- _EXERCISE DETAILS_
Review the material line by line. Identify and copy every line that contains the string "document".

* Start INPUT MATERIAL *

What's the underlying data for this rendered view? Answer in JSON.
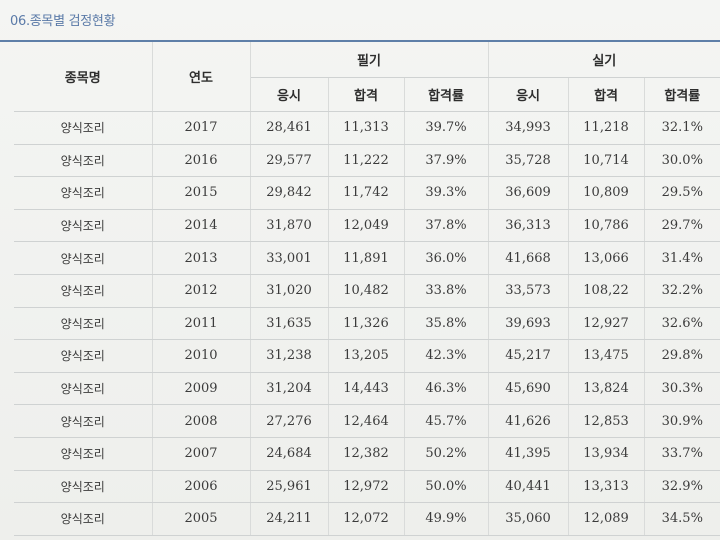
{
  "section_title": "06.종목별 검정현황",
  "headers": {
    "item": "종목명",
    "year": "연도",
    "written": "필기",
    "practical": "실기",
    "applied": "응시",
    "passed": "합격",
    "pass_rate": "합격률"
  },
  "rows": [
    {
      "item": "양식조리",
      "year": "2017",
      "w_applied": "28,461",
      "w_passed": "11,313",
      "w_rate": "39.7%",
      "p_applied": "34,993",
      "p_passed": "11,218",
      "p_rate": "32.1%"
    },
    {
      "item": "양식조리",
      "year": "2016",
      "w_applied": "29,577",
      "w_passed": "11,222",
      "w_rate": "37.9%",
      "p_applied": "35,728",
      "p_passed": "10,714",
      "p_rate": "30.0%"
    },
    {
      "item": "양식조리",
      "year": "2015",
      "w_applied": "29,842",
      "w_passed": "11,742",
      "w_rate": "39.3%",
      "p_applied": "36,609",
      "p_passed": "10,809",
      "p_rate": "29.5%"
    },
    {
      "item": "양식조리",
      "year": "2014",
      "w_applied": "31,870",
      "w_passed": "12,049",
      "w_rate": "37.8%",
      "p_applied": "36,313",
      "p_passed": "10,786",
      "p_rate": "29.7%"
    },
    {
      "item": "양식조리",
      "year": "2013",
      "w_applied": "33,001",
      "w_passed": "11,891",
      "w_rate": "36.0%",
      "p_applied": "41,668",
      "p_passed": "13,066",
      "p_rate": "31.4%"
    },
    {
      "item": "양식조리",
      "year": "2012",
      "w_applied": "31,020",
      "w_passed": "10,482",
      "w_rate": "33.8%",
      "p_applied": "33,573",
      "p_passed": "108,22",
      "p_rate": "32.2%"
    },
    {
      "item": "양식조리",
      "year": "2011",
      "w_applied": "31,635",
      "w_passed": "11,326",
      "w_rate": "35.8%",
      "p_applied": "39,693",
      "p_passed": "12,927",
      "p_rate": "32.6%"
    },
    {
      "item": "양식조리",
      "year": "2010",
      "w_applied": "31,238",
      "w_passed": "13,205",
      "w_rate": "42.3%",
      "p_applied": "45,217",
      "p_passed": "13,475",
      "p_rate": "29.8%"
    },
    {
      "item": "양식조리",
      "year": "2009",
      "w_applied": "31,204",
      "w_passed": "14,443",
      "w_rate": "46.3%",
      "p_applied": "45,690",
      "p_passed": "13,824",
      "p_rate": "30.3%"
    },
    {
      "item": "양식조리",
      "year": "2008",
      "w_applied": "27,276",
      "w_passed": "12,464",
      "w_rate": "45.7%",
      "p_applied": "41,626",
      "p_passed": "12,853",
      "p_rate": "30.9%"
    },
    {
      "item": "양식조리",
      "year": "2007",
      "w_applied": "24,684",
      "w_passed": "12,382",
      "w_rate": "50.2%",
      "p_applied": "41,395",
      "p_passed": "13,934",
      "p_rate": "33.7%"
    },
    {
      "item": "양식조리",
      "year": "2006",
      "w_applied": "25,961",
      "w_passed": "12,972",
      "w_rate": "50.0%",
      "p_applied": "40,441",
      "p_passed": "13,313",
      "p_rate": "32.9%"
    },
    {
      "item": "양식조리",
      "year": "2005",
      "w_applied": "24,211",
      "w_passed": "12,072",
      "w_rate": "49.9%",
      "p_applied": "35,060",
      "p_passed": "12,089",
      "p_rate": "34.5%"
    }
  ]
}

* End INPUT MATERIAL *
* Start INPUT MATERIAL *

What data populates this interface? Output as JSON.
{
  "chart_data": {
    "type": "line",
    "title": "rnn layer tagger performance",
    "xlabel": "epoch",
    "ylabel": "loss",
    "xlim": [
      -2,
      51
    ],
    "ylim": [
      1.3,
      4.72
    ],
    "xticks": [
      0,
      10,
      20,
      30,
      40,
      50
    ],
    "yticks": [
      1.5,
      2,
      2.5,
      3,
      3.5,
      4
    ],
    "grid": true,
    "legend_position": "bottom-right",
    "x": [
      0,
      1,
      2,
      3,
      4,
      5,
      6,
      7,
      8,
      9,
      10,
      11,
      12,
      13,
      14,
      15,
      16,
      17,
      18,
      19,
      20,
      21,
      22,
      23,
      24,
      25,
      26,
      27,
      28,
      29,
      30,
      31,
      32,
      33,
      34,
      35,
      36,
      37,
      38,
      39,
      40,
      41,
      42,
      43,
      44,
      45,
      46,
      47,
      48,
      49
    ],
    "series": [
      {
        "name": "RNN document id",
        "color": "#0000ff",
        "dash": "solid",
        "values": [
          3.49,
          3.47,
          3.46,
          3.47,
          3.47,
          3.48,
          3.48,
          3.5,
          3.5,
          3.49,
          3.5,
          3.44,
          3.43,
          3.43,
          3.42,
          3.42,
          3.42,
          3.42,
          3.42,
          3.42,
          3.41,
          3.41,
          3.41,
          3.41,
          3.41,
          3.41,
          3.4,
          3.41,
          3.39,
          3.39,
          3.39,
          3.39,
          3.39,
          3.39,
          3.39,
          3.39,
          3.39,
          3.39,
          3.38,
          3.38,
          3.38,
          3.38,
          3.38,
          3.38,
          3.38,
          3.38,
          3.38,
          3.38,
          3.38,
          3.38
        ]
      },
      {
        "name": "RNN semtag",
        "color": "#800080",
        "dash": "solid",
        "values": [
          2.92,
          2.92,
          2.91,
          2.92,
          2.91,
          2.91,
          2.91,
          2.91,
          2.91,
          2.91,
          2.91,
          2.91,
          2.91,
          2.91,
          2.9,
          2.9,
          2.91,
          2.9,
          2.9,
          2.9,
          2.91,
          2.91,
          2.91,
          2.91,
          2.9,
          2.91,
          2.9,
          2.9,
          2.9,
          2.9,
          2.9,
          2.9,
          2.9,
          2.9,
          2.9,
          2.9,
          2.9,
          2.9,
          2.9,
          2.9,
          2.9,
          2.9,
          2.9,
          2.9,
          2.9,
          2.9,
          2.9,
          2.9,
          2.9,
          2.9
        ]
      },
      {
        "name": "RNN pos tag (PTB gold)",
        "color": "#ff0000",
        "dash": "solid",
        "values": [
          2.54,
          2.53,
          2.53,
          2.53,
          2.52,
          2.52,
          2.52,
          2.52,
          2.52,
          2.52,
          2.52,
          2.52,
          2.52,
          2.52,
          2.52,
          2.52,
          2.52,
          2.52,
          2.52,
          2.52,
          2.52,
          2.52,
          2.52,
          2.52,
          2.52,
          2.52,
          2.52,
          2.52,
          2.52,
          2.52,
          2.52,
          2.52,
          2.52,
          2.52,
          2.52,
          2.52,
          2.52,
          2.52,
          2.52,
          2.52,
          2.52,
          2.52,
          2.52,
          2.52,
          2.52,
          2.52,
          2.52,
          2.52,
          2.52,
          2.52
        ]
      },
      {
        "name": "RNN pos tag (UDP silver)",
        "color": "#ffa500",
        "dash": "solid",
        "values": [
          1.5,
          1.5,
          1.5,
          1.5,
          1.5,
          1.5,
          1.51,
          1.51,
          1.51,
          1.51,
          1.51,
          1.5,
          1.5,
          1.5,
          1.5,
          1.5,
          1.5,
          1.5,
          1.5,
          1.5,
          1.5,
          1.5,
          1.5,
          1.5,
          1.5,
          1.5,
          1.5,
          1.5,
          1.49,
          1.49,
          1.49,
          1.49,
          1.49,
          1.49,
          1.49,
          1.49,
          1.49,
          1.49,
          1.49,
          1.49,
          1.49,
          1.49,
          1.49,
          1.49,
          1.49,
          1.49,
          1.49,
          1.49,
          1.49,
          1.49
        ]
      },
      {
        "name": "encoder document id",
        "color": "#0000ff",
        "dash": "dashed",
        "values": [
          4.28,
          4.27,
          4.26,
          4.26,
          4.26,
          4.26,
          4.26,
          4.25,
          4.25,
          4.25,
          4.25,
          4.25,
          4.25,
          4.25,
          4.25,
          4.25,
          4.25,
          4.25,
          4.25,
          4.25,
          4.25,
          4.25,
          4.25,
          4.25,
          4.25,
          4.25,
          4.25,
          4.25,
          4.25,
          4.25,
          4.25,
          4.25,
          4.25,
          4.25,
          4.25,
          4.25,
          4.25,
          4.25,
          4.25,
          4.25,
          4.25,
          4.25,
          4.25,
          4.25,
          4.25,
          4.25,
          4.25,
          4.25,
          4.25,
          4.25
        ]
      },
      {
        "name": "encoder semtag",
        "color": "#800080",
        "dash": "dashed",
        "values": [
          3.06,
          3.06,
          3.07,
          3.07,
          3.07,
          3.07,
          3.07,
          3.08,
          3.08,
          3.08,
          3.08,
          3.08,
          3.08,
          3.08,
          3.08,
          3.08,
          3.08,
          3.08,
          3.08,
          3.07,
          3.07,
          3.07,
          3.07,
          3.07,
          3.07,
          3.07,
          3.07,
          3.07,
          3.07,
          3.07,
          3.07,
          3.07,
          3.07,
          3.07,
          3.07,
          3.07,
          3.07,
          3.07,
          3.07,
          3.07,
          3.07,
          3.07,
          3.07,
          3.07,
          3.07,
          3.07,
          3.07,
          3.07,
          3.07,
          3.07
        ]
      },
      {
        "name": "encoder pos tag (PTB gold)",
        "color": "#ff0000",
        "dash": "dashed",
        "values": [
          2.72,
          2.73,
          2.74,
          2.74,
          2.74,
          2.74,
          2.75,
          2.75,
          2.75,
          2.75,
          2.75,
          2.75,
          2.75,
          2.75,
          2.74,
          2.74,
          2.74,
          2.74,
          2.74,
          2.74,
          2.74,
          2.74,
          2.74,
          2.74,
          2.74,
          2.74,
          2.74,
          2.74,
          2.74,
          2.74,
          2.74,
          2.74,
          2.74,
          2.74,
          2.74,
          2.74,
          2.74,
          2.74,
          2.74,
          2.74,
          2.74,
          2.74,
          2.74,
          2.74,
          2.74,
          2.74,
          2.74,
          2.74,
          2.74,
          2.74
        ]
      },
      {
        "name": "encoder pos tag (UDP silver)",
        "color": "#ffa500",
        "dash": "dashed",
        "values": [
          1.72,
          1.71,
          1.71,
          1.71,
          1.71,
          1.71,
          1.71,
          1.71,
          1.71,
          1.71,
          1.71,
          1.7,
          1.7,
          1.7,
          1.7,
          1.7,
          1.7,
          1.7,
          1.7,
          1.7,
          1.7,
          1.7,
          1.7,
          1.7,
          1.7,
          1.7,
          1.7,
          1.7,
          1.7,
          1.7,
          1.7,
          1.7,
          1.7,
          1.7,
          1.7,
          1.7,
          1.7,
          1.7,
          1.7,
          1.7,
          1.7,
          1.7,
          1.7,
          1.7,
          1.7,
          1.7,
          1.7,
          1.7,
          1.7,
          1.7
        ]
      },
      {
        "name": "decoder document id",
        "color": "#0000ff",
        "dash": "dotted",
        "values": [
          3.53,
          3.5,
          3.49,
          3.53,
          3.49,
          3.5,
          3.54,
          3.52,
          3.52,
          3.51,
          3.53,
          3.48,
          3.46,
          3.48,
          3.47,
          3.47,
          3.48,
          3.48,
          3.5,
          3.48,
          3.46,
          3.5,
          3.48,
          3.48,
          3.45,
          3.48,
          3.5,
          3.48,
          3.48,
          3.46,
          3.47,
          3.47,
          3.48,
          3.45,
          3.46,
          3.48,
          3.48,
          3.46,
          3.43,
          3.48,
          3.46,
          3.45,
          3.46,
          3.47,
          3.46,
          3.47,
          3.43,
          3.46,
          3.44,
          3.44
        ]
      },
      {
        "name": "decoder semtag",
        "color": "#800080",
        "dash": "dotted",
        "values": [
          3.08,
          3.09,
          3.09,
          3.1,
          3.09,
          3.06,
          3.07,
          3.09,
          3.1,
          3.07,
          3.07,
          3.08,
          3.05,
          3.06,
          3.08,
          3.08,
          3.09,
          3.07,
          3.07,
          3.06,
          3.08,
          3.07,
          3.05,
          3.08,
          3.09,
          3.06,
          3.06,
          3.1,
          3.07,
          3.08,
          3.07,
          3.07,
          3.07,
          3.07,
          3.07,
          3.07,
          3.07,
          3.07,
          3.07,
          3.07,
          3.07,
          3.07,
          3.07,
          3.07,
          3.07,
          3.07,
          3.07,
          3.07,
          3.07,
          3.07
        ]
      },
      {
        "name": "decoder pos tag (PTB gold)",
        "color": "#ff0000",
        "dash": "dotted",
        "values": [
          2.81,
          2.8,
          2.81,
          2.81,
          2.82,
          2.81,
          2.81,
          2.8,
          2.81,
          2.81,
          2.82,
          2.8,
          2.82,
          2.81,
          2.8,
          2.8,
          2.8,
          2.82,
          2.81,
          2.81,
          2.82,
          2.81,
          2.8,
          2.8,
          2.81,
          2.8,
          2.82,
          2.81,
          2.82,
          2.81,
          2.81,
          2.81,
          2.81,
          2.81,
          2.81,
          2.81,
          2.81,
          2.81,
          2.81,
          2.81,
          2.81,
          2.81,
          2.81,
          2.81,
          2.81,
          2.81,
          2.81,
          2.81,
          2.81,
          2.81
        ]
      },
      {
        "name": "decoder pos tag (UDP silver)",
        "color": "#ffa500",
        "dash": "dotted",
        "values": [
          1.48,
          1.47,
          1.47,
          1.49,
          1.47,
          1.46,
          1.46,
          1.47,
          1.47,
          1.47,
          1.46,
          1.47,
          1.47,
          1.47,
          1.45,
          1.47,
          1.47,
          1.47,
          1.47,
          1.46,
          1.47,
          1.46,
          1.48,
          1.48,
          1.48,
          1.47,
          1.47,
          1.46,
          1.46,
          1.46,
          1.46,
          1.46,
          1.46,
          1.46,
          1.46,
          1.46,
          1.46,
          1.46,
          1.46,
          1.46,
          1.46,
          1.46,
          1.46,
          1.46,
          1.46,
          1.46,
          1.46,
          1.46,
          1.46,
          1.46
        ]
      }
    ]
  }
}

* End INPUT MATERIAL *

- _TASK OUTPUT_
        "name": "RNN document id",
        "name": "encoder document id",
        "name": "decoder document id",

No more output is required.